======== Extrait à lire ========
[Que sont-ils devenus ?] Roger Laboureur : «Je ne suis plus le foot, à part les Diables Rouges» (interview)

[Que sont-ils devenus ?] Roger Laboureur : «Je ne suis plus le foot, à part les Diables Rouges» (interview)
Pierre Bertinchamps
Pierre Bertinchamps Journaliste

En 1995, Roger Laboureur (80 ans) était poussé vers la sortie de la RTBF. Pour Télépro, il revient sur son parcours et il donne un regard avisé sur le foot à la télé, en 2015.

Entré en 1962, le journaliste sportif détient un record : il a couvert huit Coupes du Monde durant toute sa carrière. La première en 1966, en Angleterre, et la dernière en 1994, en Italie.

«C’est quand j’ai quitté la RTBF, que les Diables ont commencé à moins bien jouer !», sourit-il.

Heureusement, c’est une période révolue…

Comment êtes-vous devenu commentateur sportif ?

Depuis que je sais parler, je ne pensais qu’à ça. (Rires) C’était évidemment le temps de la radio, à l’époque. Elle me passionnait, et à l’âge de 10 ans, je me faisais des commentaires. Et il n’y avait pas encore les petits enregistreurs comme aujourd’hui. D’ailleurs, si j’avais eu ça… quelle affaire ! Dans ma chambre, j’imitais Luc Varenne avec comme micro, une boîte de conserve… J’avais une admiration sans bornes pour lui.

Vous avez fait des études spécifiques ?

Non, je suis régent littéraire. J’ai donné cours à Gembloux et à l’athénée d’Andenne (sa ville d’origine, NDLR). À partir de 1962, j’ai cumulé les deux postes (enseignement + radio et télé), mais au fil des années, j’ai diminué mes fonctions dans l’enseignement pour ne garder que la télé. Avant ça, je travaillais un peu sur Radio Namur, le dimanche (l’ancêtre de VivaCité Namur, à l’INR, NDLR) pour deux fois rien. J’étais à peine payé, mais j’étais content parce que j’avais un micro devant moi et je réalisais mon rêve !
========
__Travail demandé__.
1: D'après l'entretien avec Roger Laboureur, combien de Coupes du Monde a-t-il couvertes au cours de sa carrière ?
2: Poursuivez l'entretien avec Roger Laboureur à la suite de la dernière réponse qui y figure.
======== Données fournies ========
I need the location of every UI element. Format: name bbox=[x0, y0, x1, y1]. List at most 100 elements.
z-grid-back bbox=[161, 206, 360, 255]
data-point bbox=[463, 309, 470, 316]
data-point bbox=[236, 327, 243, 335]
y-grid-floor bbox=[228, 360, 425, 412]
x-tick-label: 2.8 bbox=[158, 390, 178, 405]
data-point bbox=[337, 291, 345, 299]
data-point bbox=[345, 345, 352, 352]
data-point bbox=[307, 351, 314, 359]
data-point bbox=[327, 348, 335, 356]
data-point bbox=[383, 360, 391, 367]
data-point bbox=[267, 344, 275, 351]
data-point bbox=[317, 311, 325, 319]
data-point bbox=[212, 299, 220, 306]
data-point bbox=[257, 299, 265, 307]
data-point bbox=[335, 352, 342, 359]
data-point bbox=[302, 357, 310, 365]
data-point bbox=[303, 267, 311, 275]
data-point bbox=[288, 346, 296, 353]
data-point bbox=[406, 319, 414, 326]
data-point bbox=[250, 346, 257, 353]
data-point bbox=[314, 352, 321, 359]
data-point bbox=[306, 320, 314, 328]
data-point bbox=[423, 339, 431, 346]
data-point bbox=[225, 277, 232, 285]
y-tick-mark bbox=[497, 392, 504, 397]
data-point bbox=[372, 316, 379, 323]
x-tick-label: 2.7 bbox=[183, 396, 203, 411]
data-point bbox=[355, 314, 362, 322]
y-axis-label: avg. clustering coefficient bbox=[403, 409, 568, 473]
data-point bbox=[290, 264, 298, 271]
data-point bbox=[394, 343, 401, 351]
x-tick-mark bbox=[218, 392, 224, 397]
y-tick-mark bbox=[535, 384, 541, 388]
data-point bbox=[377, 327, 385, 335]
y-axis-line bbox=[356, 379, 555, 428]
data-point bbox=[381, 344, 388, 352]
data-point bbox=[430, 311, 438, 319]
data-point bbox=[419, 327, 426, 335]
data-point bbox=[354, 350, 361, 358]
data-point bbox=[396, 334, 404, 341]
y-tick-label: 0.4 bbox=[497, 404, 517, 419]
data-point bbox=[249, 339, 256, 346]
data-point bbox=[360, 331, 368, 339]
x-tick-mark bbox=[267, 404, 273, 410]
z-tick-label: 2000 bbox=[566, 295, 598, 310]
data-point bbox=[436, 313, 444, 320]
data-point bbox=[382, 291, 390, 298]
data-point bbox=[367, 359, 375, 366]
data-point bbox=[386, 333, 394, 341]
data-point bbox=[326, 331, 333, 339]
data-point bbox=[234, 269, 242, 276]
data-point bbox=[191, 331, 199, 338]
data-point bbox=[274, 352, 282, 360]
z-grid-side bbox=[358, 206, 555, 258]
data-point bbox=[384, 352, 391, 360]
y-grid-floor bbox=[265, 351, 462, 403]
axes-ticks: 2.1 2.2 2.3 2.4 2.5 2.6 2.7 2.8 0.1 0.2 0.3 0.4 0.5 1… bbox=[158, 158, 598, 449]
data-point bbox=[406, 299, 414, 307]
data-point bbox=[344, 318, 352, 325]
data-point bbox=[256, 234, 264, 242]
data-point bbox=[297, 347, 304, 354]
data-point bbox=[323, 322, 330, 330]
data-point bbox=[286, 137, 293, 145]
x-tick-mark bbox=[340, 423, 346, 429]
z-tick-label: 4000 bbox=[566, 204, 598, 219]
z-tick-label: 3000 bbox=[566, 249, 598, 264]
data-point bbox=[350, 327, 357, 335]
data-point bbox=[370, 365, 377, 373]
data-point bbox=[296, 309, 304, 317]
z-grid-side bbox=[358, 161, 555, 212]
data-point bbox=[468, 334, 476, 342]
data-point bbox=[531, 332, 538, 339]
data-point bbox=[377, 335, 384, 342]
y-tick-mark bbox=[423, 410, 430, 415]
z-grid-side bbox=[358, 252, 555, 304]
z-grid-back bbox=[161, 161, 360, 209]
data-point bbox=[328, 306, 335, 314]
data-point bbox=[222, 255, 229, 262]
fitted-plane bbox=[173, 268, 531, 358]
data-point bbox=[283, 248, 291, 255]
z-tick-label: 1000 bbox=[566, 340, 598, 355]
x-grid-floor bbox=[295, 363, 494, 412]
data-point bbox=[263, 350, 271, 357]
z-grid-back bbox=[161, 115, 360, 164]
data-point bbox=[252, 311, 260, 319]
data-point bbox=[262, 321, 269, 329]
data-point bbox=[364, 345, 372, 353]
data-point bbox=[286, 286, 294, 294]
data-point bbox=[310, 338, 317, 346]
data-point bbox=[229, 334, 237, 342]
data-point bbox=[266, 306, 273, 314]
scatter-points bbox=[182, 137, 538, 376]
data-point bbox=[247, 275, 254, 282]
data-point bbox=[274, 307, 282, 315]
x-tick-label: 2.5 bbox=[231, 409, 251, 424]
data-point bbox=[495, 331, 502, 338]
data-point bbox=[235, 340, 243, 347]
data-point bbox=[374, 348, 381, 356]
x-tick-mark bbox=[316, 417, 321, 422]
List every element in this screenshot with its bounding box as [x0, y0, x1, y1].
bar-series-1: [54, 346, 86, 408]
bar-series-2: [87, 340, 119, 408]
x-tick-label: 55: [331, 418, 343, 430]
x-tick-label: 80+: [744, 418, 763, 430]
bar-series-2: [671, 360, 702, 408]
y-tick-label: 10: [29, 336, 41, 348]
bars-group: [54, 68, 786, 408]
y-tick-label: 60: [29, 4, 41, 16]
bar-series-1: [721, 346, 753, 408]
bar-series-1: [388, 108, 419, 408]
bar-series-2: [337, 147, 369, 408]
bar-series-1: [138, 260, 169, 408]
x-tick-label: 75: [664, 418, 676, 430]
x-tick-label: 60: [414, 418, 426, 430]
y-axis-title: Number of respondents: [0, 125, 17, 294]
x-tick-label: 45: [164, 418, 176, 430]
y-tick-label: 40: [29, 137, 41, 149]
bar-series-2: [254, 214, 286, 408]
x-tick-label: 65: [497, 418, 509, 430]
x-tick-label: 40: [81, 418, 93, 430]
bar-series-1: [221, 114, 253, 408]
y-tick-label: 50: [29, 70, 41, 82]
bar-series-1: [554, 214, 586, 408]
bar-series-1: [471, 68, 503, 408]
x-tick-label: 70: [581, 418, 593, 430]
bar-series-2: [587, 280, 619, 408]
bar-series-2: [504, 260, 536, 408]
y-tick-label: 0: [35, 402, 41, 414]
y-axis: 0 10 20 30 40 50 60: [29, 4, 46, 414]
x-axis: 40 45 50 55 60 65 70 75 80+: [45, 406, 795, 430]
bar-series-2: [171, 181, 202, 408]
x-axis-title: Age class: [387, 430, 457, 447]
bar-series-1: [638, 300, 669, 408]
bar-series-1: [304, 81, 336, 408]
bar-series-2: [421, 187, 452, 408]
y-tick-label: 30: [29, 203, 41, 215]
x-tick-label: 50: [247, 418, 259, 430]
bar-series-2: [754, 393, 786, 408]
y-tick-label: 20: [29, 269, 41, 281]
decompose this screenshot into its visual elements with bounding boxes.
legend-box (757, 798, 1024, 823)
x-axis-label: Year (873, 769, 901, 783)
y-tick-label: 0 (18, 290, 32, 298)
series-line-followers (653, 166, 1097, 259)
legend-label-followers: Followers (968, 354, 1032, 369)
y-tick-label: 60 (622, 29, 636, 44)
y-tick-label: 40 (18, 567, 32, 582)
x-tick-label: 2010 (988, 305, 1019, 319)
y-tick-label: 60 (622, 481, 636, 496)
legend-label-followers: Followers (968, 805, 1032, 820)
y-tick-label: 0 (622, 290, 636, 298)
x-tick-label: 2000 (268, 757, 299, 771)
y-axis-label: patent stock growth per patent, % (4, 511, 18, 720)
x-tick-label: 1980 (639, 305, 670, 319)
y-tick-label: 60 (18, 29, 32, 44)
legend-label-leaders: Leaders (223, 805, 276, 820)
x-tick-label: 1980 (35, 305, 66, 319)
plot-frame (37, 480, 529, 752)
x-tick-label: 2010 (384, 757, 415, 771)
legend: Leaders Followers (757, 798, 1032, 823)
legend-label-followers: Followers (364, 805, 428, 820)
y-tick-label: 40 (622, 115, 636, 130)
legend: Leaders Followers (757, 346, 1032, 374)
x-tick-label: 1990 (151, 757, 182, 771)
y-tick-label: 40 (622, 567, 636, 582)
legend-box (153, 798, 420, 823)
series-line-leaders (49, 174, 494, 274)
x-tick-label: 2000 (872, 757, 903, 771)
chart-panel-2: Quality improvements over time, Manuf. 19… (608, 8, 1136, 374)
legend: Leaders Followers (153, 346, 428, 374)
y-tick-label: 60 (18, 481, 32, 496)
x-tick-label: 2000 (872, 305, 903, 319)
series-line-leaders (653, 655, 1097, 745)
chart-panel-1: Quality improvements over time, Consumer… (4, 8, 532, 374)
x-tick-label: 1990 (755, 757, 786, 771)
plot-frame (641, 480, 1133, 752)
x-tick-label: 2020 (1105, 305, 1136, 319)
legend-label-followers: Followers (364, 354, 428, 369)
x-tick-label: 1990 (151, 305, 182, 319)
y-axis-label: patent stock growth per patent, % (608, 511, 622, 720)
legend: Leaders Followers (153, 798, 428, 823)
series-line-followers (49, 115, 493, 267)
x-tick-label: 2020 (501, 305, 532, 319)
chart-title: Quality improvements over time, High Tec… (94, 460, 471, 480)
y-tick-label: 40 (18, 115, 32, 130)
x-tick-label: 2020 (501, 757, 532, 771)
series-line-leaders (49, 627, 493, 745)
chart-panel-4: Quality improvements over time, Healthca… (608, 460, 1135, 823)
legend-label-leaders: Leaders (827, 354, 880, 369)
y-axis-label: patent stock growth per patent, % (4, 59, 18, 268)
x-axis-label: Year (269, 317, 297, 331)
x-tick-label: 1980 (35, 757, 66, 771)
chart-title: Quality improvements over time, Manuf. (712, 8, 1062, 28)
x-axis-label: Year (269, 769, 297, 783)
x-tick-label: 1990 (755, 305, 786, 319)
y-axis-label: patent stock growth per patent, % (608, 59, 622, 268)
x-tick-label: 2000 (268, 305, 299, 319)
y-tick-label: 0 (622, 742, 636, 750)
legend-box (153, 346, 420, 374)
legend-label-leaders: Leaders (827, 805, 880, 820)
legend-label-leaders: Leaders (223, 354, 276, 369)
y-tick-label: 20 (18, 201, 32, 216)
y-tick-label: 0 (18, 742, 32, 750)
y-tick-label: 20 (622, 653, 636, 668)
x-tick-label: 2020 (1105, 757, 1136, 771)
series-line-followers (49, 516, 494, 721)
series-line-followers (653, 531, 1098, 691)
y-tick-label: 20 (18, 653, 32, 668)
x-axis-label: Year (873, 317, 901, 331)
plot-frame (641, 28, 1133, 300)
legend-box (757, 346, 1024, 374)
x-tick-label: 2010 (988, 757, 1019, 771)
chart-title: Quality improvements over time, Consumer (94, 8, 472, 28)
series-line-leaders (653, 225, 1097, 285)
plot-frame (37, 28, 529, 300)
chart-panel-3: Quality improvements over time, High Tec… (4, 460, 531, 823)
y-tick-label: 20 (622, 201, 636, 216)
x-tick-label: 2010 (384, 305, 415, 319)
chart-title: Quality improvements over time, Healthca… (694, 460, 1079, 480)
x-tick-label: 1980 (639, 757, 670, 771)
========
__Résultats par consigne__.
1: Il en a couvert huit.

2:
Et la télé ?

Je suis allé me présenter à Marc Jeuniaux, qui était à l’époque le patron des sports. C’est un coup de bol incroyable, parce que je n’avais pas de rendez-vous. Je suis arrivé à la Place Flagey, j’ai demandé où était son bureau et j’ai frappé à la porte… Je lui ai expliqué mon parcours de fan de radio et de télé et je lui ai demandé s’il n’avait pas besoin de quelqu’un. Il m’a dit : «Revenez lundi, c’est « Lundi Sports » et après l’émission, vous ferez une présentation, face caméra, en interne.» C’était l’équivalent de «La Tribune» d’aujourd’hui, sur La Deux, mais en moins développé et avec beaucoup moins de moyens. L’émission ne durait qu’une demi-heure.

Vous avez toujours travaillé dans le domaine du sport ?

Oui, que ce soit en radio ou en télé. Pourtant, je ne suis pas un obsédé de sport. J’aurais très bien pu faire autre chose. Moi, ce que je voulais, c’était faire de la télé. J’ai tout de suite intégré la rédaction des sports, et la semaine suivante, je commençais.

D’où est venue cette envie de télé ?

La télé avait pris le dessus sur la radio. Dès que la télé est arrivée en 1953, avec l’INR, j’ai voulu y être. Je crois que c’est une passion qui est en moi. Mais je garde aussi une affection pour la radio. Je ne l’ai pas snobée.

Vous avez été formé pour faire de la télé ?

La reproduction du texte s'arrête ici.